▶ [Task statement]
Among the records below, find each line that includes the string "rakanku" and copy it.

▶ [Given records]
------------------------------------------------------------

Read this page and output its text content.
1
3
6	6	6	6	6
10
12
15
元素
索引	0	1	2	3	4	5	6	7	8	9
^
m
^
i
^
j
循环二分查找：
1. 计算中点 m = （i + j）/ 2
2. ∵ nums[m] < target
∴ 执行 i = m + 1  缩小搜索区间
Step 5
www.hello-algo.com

------------------------------------------------------------

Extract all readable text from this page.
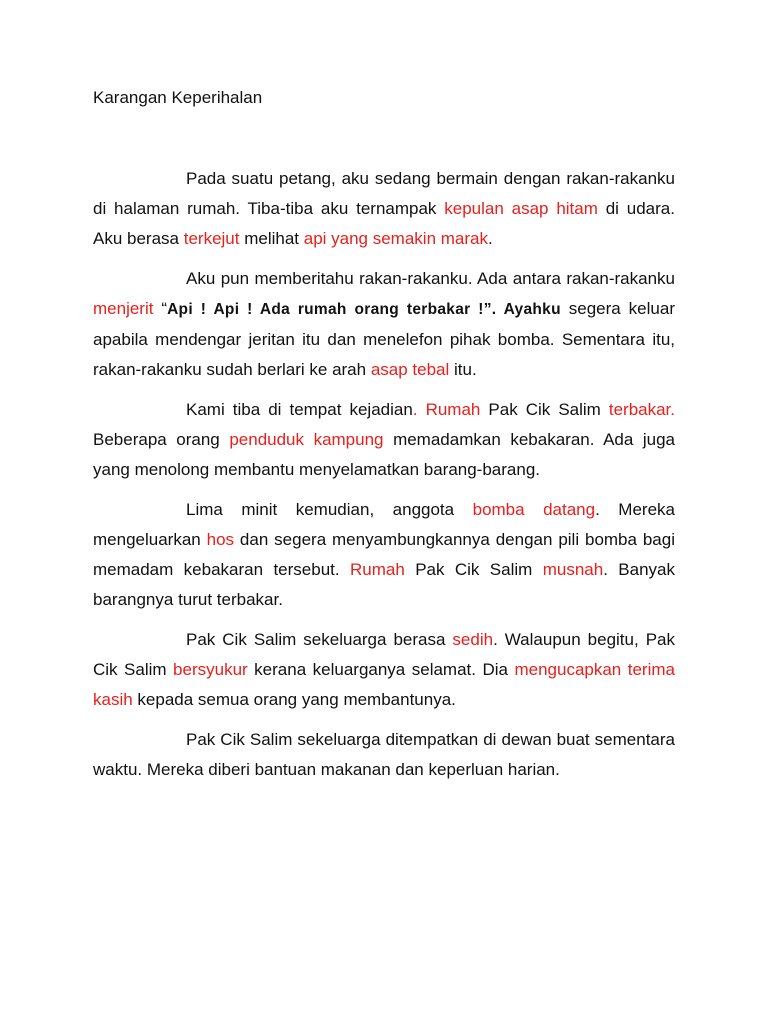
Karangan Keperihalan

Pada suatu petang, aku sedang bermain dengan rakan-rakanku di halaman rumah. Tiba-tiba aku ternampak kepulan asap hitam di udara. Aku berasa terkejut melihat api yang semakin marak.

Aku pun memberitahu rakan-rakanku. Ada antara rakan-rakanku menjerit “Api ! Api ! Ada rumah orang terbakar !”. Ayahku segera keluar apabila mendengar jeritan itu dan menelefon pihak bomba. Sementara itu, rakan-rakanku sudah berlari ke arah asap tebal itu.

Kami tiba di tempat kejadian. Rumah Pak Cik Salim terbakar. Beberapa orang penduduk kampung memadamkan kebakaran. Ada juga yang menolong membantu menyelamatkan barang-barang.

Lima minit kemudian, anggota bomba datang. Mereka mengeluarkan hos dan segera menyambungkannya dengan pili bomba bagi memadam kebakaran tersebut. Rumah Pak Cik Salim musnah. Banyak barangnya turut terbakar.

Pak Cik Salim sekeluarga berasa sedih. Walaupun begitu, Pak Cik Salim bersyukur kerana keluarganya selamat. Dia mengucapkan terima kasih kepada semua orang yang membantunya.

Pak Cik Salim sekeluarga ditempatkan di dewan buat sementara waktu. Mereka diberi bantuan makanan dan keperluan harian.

------------------------------------------------------------

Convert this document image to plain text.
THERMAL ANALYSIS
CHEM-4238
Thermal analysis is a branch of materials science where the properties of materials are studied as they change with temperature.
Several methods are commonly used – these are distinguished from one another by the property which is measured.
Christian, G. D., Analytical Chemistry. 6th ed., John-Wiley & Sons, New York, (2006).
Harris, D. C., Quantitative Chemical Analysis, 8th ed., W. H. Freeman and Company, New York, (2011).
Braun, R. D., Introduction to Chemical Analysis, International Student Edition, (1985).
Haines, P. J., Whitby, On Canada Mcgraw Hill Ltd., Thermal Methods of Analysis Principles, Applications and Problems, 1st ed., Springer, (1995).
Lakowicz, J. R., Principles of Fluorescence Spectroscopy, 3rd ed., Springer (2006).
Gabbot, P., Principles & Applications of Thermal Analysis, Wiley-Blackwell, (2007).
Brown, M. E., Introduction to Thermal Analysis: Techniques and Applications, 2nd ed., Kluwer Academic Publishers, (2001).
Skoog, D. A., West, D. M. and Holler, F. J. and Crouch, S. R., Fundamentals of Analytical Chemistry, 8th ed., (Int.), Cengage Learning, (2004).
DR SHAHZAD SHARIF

------------------------------------------------------------

▶ [Task output]
Pada suatu petang, aku sedang bermain dengan rakan-rakanku di halaman rumah. Tiba-tiba aku ternampak kepulan asap hitam di udara. Aku berasa terkejut melihat api yang semakin marak.
Aku pun memberitahu rakan-rakanku. Ada antara rakan-rakanku menjerit “Api ! Api ! Ada rumah orang terbakar !”. Ayahku segera keluar apabila mendengar jeritan itu dan menelefon pihak bomba. Sementara itu, rakan-rakanku sudah berlari ke arah asap tebal itu.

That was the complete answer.